TASK REQUIREMENTS: Copy each line below that contains "Kantone".

Figure contents as structured data:
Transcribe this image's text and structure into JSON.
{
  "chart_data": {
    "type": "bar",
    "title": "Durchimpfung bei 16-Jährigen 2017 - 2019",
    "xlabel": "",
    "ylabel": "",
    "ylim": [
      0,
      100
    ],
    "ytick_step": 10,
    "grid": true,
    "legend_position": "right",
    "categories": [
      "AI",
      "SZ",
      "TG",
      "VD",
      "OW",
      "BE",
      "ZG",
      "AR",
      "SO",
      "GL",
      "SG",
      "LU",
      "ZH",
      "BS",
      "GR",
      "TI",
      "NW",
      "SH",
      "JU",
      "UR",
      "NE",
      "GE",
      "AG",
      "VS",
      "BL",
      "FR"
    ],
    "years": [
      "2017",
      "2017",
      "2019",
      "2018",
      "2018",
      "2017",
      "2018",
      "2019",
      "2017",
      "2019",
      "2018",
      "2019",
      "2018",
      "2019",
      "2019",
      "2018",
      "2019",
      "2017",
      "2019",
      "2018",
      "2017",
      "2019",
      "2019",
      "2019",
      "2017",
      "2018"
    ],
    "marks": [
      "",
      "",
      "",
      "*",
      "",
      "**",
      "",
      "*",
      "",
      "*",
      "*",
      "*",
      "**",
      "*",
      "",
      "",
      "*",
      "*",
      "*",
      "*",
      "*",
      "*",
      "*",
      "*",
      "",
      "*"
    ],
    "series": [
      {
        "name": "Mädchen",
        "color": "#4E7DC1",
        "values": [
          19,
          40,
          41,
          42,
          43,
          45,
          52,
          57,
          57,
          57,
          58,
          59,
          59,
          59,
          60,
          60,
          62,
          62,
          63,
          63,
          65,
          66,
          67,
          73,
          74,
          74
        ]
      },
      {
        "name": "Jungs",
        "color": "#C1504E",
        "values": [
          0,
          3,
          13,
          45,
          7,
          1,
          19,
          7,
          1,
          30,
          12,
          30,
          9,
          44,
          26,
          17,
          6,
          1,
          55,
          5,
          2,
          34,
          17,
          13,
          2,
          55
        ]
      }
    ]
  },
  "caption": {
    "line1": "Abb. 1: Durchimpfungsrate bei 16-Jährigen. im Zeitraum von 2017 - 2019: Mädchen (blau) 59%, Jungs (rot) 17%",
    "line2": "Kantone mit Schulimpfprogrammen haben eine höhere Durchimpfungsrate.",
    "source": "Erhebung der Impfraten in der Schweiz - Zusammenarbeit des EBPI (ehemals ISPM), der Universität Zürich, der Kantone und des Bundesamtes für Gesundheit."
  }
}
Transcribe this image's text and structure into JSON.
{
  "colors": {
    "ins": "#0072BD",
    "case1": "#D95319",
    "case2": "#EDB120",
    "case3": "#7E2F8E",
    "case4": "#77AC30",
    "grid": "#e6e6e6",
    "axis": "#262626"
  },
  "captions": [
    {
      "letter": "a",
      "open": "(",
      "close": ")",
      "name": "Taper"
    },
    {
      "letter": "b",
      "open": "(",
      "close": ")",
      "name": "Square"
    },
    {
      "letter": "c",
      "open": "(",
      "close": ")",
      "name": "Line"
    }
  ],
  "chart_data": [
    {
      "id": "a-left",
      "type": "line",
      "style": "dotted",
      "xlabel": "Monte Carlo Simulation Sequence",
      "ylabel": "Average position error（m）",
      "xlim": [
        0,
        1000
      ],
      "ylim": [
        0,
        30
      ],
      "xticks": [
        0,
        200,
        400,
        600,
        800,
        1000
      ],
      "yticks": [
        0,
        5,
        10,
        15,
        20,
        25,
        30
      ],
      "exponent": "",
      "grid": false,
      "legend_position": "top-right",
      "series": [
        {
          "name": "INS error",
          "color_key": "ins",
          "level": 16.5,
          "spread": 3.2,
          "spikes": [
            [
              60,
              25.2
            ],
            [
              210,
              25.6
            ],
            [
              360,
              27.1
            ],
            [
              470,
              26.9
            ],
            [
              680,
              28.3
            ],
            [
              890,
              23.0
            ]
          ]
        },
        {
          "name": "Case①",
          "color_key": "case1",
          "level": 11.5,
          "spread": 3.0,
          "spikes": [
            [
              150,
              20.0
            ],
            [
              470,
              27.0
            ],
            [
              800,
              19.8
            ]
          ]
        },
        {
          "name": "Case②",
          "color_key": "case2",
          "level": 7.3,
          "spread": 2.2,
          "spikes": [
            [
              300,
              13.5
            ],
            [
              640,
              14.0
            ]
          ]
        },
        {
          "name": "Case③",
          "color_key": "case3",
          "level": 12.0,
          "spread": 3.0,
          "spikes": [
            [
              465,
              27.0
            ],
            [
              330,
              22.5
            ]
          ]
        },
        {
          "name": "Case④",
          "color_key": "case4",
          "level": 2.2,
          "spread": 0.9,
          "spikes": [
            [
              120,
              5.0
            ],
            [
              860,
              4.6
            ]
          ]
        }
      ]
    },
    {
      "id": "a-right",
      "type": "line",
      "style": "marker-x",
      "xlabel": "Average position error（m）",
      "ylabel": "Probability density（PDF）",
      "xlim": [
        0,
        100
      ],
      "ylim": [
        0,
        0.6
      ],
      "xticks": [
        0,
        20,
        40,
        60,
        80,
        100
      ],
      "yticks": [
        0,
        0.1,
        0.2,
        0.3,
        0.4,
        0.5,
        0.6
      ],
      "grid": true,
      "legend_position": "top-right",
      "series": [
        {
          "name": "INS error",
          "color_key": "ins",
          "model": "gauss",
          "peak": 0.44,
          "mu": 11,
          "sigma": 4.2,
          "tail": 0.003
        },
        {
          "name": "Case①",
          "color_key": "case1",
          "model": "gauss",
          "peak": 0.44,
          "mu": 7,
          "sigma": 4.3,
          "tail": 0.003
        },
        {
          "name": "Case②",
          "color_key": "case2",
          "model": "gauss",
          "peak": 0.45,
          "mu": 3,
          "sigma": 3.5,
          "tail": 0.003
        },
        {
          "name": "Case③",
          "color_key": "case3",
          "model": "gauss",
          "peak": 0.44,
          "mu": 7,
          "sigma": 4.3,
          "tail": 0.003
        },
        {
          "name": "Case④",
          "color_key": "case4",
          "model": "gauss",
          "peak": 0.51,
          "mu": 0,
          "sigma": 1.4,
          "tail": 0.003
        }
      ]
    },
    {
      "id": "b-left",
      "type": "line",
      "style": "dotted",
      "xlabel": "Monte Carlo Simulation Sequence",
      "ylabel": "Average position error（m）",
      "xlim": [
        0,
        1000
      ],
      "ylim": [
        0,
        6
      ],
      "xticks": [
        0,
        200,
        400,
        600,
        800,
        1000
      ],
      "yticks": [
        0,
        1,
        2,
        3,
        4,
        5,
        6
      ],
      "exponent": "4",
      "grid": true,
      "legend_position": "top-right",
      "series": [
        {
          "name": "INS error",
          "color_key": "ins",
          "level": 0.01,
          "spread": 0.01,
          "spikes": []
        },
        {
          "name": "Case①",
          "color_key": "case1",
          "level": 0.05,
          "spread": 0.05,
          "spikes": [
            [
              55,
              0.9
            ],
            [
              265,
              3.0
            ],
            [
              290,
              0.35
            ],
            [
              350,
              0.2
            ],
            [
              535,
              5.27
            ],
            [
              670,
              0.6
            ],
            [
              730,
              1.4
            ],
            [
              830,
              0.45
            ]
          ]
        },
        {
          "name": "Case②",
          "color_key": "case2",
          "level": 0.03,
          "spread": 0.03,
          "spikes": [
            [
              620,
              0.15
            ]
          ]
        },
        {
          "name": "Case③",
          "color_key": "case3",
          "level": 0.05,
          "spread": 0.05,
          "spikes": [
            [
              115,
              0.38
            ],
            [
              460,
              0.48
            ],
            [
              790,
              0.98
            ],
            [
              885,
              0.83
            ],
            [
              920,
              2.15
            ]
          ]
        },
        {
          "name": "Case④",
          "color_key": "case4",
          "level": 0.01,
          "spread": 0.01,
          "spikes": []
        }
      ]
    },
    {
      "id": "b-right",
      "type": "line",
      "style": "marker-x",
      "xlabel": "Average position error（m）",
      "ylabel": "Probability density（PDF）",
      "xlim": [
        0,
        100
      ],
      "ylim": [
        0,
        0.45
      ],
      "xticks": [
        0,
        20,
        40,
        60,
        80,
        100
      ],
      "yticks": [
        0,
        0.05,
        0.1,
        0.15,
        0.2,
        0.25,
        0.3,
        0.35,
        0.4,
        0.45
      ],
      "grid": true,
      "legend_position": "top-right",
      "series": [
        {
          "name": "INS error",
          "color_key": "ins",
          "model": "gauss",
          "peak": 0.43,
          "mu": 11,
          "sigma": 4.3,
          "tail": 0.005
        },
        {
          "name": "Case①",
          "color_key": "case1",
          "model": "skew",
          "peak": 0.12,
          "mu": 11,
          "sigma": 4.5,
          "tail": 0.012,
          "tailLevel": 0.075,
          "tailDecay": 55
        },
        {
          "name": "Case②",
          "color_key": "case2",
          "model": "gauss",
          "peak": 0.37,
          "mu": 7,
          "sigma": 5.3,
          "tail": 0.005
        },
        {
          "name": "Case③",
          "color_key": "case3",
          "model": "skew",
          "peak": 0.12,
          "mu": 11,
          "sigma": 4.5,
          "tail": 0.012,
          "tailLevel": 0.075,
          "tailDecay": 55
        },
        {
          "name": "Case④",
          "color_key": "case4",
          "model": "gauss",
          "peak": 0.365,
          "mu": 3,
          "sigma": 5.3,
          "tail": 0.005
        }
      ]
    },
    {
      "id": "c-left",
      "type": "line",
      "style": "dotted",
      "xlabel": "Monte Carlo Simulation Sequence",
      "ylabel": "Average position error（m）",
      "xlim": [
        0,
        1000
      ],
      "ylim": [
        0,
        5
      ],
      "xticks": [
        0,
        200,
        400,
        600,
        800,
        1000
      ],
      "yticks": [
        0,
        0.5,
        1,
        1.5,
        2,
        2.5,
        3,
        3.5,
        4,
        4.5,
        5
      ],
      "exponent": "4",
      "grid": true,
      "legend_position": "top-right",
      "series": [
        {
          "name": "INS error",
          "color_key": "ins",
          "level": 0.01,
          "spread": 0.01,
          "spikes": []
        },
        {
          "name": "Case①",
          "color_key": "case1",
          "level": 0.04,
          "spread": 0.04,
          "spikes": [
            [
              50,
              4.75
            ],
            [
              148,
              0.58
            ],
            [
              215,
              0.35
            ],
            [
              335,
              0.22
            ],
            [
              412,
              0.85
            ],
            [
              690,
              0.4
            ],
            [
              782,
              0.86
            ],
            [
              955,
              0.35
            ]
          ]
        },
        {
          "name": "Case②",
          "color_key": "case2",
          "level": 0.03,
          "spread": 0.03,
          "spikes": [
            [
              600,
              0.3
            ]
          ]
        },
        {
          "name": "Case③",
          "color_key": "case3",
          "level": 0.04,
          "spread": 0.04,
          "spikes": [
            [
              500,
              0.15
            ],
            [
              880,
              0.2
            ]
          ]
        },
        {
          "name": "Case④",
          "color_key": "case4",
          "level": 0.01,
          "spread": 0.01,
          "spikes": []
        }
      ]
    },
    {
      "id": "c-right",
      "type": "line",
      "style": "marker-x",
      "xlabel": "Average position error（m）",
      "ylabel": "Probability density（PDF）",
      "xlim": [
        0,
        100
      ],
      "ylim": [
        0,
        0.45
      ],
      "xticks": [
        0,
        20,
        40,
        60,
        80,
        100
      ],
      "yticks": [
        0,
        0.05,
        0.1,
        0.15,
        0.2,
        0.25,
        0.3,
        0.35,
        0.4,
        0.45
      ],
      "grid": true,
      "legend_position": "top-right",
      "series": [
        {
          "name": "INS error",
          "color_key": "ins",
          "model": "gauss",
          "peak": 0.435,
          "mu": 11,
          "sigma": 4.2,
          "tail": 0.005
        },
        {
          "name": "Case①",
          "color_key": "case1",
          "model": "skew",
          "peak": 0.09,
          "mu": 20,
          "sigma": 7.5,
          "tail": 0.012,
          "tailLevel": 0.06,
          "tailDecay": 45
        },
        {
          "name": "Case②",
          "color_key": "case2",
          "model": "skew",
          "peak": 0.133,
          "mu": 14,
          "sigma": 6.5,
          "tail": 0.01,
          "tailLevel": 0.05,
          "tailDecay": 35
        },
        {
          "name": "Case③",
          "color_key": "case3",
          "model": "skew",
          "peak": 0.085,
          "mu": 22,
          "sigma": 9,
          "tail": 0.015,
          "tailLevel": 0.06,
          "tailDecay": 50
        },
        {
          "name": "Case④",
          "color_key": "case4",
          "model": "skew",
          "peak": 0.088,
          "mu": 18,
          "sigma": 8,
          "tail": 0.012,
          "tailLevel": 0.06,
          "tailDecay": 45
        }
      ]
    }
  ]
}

ANSWER BELOW:
    "line2": "Kantone mit Schulimpfprogrammen haben eine höhere Durchimpfungsrate.",
    "source": "Erhebung der Impfraten in der Schweiz - Zusammenarbeit des EBPI (ehemals ISPM), der Universität Zürich, der Kantone und des Bundesamtes für Gesundheit."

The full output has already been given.